Data entries:
— START —
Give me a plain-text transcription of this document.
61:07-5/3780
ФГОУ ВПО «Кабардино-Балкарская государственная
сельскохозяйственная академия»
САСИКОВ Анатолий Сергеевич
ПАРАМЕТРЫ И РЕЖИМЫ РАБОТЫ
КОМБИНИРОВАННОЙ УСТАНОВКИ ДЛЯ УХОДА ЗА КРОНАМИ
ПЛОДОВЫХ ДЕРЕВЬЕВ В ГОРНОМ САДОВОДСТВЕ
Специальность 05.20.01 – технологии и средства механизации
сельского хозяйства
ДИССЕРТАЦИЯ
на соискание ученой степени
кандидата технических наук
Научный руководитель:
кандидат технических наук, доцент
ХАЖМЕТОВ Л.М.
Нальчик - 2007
— END —
WHAT IS BEING ASKED:
Reproduce the material above exactly; please quote every line of it.

SOLUTION FOR THIS TASK:
Give me a plain-text transcription of this document.
61:07-5/3780
ФГОУ ВПО «Кабардино-Балкарская государственная
сельскохозяйственная академия»
САСИКОВ Анатолий Сергеевич
ПАРАМЕТРЫ И РЕЖИМЫ РАБОТЫ
КОМБИНИРОВАННОЙ УСТАНОВКИ ДЛЯ УХОДА ЗА КРОНАМИ
ПЛОДОВЫХ ДЕРЕВЬЕВ В ГОРНОМ САДОВОДСТВЕ
Специальность 05.20.01 – технологии и средства механизации
сельского хозяйства
ДИССЕРТАЦИЯ
на соискание ученой степени
кандидата технических наук
Научный руководитель:
кандидат технических наук, доцент
ХАЖМЕТОВ Л.М.
Нальчик - 2007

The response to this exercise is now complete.